* **Required work**: Reproduce each line, exactly, from the one containing "Read the values" through the end of the material. Exclude pictures.

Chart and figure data
------------

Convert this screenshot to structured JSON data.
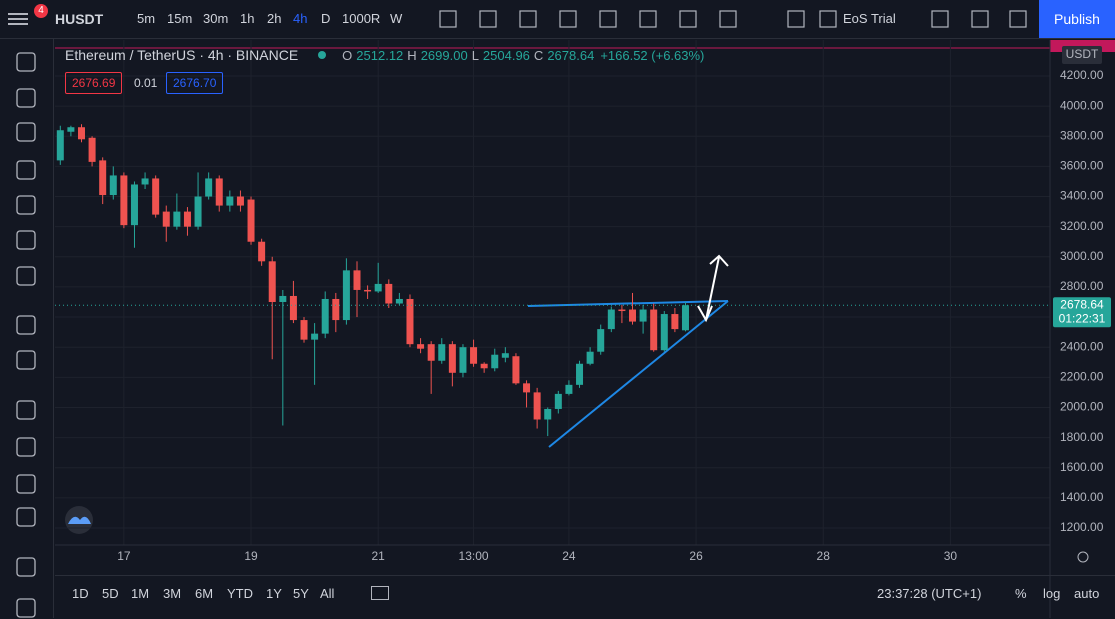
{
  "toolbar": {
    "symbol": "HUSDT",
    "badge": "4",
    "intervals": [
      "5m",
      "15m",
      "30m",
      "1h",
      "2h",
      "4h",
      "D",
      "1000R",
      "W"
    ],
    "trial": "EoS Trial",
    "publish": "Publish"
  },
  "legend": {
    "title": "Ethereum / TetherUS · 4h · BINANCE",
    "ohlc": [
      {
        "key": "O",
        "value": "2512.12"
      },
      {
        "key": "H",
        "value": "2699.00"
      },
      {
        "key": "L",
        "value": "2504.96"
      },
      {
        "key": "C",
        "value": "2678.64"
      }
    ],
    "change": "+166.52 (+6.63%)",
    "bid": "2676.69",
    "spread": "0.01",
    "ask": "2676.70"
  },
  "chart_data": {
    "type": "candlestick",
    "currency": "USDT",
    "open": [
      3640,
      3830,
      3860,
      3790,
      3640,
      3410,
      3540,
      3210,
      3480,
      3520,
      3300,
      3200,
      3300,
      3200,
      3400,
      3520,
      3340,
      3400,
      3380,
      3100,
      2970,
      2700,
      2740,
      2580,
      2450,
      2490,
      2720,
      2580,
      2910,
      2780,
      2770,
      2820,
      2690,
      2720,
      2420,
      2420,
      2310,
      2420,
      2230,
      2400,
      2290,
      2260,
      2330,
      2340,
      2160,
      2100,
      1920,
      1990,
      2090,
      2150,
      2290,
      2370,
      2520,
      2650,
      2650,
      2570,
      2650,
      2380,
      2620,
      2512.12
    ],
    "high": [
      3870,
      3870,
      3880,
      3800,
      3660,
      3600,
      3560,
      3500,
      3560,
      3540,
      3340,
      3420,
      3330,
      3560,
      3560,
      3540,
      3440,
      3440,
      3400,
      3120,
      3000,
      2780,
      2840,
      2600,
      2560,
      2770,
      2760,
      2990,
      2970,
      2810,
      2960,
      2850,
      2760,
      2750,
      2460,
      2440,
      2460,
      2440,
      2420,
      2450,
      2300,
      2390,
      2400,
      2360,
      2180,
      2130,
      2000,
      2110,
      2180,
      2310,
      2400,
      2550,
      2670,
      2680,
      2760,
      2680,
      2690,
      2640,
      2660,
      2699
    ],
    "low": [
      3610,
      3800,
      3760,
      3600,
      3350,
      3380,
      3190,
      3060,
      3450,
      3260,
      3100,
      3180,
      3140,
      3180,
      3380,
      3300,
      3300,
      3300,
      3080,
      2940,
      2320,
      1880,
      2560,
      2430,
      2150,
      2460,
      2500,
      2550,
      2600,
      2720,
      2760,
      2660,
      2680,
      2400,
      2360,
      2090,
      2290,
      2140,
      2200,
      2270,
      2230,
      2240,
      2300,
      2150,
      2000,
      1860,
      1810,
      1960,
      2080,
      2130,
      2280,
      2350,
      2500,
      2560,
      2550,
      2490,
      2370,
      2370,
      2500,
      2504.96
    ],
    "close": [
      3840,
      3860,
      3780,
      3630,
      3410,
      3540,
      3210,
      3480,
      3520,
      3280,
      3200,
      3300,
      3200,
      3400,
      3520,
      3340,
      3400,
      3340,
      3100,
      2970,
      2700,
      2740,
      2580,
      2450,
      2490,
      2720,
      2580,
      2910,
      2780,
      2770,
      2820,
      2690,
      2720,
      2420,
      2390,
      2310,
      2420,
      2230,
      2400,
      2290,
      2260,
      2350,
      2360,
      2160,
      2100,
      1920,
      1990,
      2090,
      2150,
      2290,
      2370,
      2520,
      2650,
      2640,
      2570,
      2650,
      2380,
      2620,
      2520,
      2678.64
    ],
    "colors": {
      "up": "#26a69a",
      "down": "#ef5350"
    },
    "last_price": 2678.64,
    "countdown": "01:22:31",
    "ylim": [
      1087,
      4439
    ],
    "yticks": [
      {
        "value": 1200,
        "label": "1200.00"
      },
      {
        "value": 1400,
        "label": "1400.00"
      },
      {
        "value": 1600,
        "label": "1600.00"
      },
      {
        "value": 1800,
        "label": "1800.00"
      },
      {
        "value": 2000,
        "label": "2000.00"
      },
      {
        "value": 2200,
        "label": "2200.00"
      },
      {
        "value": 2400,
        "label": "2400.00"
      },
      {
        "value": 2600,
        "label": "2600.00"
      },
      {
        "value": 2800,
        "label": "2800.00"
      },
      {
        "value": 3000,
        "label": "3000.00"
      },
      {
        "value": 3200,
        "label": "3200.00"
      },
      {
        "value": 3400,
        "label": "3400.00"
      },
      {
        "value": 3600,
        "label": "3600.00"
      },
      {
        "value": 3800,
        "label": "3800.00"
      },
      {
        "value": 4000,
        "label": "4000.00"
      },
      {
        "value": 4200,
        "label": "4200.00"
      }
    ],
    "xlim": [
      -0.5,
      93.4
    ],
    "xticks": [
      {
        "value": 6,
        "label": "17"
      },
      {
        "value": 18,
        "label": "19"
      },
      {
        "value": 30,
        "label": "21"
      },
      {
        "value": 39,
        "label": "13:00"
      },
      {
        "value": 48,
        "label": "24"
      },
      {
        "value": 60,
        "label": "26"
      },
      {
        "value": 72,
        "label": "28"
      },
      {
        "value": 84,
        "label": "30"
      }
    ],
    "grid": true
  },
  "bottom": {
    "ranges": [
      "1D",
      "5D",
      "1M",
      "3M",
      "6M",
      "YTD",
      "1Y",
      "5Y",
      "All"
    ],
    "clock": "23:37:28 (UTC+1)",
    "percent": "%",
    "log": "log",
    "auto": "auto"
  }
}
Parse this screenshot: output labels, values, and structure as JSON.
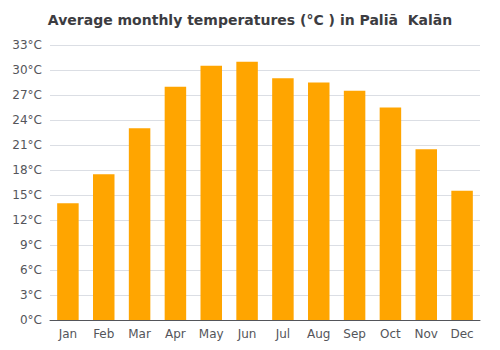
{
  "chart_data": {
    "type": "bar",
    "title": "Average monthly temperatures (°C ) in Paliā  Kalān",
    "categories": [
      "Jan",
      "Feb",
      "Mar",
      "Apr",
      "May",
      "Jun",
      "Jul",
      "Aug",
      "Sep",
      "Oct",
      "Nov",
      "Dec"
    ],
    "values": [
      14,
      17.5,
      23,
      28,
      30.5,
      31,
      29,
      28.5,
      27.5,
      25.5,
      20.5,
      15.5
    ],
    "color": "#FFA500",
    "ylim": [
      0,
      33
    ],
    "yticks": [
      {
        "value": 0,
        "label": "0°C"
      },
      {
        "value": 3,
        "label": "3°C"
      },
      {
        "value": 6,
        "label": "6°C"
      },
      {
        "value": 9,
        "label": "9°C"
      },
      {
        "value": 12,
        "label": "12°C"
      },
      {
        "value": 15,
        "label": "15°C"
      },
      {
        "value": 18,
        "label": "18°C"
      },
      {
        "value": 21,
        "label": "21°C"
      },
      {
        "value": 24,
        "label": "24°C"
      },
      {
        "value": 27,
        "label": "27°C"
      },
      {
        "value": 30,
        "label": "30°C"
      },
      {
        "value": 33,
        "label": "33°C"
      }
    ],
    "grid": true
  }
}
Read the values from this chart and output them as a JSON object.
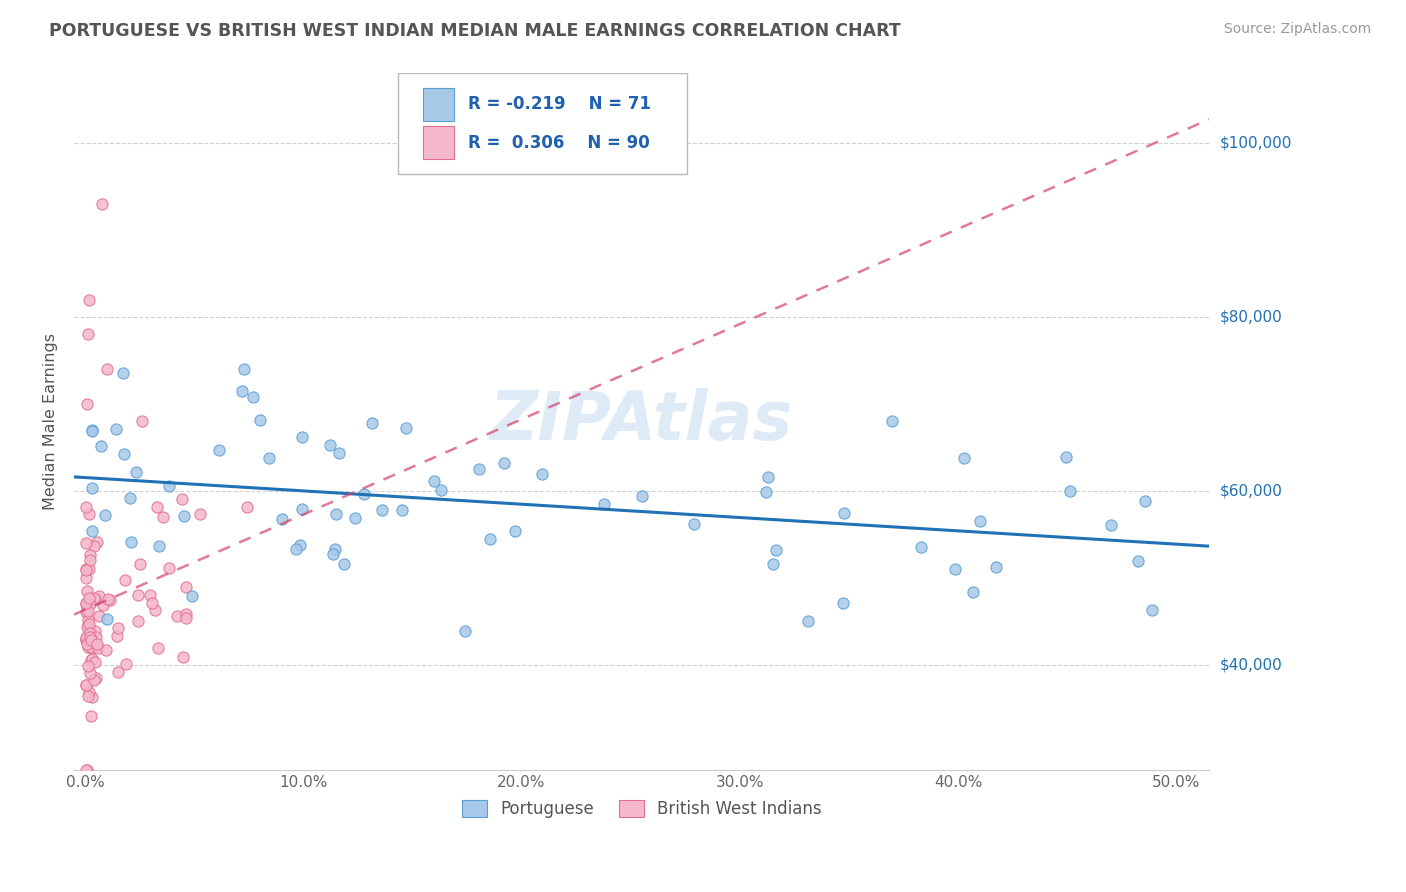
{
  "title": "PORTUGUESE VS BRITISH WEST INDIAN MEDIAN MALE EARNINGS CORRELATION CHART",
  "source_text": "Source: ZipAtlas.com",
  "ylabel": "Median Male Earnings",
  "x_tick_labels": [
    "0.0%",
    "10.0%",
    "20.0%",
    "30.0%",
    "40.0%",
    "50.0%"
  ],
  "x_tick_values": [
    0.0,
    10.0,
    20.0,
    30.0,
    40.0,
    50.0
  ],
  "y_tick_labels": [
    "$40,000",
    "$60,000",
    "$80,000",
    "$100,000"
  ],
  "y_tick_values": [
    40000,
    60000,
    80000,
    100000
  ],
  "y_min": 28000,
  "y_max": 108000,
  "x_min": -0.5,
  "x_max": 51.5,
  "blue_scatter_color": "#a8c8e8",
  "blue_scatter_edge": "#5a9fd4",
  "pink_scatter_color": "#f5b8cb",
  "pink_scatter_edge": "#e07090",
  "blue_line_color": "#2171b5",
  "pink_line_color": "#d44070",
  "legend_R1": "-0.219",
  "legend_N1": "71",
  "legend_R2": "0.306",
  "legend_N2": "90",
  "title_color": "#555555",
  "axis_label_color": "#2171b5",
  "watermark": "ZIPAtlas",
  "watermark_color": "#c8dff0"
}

------------

* **Output**:
Read the values from this chart and output them as a JSON object.
{
  "title": "PORTUGUESE VS BRITISH WEST INDIAN MEDIAN MALE EARNINGS CORRELATION CHART",
  "source_text": "Source: ZipAtlas.com",
  "ylabel": "Median Male Earnings",
  "x_tick_labels": [
    "0.0%",
    "10.0%",
    "20.0%",
    "30.0%",
    "40.0%",
    "50.0%"
  ],
  "x_tick_values": [
    0.0,
    10.0,
    20.0,
    30.0,
    40.0,
    50.0
  ],
  "y_tick_labels": [
    "$40,000",
    "$60,000",
    "$80,000",
    "$100,000"
  ],
  "y_tick_values": [
    40000,
    60000,
    80000,
    100000
  ],
  "y_min": 28000,
  "y_max": 108000,
  "x_min": -0.5,
  "x_max": 51.5,
  "blue_scatter_color": "#a8c8e8",
  "blue_scatter_edge": "#5a9fd4",
  "pink_scatter_color": "#f5b8cb",
  "pink_scatter_edge": "#e07090",
  "blue_line_color": "#2171b5",
  "pink_line_color": "#d44070",
  "legend_R1": "-0.219",
  "legend_N1": "71",
  "legend_R2": "0.306",
  "legend_N2": "90",
  "title_color": "#555555",
  "axis_label_color": "#2171b5",
  "watermark": "ZIPAtlas",
  "watermark_color": "#c8dff0"
}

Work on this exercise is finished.